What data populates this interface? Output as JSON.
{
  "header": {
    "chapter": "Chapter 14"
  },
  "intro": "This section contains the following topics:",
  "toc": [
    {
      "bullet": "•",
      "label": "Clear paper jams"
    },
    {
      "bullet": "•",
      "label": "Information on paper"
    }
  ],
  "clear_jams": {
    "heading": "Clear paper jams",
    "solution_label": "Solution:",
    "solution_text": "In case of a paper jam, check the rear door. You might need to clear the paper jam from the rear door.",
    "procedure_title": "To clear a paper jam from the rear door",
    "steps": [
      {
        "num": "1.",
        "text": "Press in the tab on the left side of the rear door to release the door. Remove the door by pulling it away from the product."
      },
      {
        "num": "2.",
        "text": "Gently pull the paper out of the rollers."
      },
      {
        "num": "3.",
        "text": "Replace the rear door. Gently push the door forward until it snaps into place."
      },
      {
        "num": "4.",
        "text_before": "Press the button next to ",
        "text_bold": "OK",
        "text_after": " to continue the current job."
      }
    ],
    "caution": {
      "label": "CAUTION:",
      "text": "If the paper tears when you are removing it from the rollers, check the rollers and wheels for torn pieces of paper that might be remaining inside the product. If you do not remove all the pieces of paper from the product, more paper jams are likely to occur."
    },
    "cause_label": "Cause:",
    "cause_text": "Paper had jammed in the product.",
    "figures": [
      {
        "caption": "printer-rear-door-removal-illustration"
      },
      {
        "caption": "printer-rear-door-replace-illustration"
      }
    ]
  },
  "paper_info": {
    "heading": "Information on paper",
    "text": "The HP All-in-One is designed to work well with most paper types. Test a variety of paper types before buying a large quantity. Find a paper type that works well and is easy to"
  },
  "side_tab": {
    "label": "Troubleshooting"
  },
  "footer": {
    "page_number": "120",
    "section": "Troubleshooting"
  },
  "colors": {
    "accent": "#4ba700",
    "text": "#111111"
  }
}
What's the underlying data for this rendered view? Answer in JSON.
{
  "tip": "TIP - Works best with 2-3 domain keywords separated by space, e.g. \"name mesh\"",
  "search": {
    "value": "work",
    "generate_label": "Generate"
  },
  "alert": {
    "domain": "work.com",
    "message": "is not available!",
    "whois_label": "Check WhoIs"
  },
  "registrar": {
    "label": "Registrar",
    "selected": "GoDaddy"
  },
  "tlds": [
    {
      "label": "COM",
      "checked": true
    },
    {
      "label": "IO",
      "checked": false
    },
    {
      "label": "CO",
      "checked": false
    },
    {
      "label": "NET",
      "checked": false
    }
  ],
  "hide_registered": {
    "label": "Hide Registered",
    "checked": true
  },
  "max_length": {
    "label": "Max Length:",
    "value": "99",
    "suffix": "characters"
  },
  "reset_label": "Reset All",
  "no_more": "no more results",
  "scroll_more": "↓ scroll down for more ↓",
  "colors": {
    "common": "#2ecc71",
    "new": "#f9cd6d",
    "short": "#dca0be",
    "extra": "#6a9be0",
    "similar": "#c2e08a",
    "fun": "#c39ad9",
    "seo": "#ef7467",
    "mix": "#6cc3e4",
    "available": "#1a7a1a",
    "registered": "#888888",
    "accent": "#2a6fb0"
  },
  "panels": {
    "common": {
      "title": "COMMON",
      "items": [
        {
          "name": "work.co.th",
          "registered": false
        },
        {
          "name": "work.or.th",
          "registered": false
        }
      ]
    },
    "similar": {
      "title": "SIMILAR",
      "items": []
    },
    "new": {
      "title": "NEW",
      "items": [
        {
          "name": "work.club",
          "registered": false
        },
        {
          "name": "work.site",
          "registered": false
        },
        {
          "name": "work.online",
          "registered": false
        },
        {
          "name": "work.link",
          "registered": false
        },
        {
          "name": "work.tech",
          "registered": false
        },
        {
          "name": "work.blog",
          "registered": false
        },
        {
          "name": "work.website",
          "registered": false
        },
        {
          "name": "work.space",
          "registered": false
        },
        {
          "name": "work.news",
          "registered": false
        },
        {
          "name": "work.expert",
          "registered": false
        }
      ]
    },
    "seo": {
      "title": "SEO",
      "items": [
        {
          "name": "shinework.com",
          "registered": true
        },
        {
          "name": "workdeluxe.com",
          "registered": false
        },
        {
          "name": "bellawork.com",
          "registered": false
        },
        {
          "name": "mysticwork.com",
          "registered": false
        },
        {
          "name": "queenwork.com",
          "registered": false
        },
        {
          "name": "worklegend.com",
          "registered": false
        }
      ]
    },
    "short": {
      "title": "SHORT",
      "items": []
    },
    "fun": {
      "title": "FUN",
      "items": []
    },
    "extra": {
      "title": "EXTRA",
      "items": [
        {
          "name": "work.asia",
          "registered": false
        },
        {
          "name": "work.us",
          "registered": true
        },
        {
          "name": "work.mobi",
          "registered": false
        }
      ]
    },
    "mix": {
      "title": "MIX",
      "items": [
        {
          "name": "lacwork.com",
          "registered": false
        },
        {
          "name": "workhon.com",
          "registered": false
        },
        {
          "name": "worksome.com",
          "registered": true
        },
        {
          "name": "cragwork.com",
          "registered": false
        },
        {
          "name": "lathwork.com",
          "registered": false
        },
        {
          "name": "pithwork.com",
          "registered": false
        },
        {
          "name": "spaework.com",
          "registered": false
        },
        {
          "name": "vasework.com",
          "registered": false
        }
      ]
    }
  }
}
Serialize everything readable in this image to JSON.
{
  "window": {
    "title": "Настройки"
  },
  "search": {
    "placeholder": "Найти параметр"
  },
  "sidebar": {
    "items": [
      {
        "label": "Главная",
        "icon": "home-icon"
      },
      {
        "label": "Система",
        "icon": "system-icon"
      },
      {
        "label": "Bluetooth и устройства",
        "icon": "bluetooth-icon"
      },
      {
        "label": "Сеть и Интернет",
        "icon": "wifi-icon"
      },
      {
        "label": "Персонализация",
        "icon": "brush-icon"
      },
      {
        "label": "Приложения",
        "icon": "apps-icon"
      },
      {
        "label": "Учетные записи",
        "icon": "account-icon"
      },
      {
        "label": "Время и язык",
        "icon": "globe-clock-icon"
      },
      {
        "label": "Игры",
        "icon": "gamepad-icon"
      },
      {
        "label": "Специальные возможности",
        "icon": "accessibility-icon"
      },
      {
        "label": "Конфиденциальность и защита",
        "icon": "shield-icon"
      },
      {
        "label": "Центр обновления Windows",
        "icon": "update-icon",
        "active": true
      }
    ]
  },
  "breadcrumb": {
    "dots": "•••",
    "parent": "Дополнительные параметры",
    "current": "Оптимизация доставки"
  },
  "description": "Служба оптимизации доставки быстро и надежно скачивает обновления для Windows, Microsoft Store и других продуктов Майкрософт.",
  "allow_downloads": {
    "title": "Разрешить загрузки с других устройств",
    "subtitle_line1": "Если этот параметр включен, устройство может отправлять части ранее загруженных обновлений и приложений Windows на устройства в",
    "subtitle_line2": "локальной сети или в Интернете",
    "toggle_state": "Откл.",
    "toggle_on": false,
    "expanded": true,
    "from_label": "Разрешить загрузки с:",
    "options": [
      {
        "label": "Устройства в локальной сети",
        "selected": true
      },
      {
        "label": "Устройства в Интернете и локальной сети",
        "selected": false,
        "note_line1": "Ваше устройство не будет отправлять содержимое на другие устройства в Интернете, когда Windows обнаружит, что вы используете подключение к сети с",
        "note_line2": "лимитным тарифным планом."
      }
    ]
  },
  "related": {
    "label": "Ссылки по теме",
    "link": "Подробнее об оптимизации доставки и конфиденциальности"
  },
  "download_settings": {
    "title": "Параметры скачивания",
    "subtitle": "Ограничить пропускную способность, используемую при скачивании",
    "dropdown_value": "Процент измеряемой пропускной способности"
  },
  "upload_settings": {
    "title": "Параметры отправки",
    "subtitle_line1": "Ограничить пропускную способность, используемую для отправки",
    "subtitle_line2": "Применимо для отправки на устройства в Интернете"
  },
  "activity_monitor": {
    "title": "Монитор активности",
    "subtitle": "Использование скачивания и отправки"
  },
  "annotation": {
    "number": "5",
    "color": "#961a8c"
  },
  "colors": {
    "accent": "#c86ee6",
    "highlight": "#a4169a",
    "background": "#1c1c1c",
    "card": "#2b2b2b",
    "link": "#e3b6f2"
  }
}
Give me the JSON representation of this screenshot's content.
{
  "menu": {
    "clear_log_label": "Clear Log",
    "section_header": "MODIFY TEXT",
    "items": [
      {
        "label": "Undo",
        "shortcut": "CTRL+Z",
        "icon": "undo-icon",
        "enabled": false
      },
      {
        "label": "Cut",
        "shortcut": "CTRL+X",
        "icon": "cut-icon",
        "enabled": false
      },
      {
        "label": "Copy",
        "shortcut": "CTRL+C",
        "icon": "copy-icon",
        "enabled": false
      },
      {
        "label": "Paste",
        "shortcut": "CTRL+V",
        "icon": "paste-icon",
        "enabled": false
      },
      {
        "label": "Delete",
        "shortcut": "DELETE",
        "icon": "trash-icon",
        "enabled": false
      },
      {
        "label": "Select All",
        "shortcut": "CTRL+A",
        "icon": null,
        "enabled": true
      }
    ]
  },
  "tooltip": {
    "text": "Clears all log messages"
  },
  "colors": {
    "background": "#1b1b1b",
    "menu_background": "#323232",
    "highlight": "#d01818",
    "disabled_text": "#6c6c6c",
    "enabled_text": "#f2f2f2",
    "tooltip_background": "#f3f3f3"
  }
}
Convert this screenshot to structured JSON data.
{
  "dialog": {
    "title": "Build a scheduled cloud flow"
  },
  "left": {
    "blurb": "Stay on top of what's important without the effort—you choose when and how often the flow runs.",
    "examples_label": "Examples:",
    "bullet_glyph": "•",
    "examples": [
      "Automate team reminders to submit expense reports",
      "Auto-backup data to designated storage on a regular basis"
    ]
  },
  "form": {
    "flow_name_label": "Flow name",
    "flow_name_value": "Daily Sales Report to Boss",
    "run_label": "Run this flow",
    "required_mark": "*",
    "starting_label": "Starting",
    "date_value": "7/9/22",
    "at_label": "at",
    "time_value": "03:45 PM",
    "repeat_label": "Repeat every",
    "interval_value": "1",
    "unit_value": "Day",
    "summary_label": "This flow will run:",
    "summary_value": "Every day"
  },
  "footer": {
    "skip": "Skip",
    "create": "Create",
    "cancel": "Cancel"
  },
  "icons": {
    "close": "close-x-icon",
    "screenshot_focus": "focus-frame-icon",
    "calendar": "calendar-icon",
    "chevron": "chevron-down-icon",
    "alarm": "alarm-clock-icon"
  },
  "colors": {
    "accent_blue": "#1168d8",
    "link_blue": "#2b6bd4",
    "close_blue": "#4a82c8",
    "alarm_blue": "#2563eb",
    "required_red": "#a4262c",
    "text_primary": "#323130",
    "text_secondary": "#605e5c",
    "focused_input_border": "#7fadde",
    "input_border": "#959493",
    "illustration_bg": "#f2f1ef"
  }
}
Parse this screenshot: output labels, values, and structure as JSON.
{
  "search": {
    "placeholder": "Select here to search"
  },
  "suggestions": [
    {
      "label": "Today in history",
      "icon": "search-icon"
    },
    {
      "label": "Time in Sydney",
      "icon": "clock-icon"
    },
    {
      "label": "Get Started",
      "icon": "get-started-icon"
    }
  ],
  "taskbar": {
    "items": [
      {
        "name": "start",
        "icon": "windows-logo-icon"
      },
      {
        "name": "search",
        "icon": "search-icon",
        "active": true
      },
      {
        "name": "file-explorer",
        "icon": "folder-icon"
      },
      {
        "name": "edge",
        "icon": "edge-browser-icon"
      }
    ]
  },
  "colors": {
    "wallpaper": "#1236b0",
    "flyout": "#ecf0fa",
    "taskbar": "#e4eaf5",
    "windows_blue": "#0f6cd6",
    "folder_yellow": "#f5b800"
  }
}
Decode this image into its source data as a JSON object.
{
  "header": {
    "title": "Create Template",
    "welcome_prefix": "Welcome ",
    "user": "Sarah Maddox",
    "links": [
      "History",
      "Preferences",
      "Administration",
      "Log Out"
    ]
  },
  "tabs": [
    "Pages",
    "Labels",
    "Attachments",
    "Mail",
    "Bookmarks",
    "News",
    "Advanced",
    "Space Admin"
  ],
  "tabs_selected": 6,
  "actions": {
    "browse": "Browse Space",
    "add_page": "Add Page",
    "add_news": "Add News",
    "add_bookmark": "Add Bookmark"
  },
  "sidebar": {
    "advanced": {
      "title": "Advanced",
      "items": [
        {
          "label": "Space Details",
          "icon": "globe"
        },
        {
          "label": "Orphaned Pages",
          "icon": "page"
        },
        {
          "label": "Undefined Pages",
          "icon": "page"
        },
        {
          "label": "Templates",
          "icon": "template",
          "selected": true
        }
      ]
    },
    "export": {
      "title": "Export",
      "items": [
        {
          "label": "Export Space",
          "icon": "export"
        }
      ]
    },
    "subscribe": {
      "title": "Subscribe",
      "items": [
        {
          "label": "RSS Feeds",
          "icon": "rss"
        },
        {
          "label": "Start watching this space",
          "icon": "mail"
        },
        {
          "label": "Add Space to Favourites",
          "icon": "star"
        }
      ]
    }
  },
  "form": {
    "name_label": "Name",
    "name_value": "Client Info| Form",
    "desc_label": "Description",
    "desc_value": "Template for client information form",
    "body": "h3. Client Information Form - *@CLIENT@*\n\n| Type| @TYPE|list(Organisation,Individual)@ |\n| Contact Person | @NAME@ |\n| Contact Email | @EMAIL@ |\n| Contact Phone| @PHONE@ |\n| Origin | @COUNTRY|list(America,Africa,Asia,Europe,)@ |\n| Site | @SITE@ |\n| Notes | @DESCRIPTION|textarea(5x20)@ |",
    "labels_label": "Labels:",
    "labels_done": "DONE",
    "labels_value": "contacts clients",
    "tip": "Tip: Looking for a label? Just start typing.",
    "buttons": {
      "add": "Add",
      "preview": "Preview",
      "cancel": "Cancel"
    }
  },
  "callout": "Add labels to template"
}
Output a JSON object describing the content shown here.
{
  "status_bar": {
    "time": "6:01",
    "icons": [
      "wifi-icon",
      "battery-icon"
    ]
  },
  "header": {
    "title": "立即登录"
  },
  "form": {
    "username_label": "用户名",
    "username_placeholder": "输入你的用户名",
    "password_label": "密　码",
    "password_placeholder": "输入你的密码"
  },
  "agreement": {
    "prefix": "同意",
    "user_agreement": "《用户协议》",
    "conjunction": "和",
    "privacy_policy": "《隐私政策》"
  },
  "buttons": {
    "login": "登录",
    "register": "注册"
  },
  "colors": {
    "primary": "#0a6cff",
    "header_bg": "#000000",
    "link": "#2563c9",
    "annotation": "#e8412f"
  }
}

■ ■ ■

▸ **EXERCISE TASK**
Copy out every line from the material above in which the word "domain" appears.

▸ **SOLUTION**
  "tip": "TIP - Works best with 2-3 domain keywords separated by space, e.g. \"name mesh\"",
    "domain": "work.com",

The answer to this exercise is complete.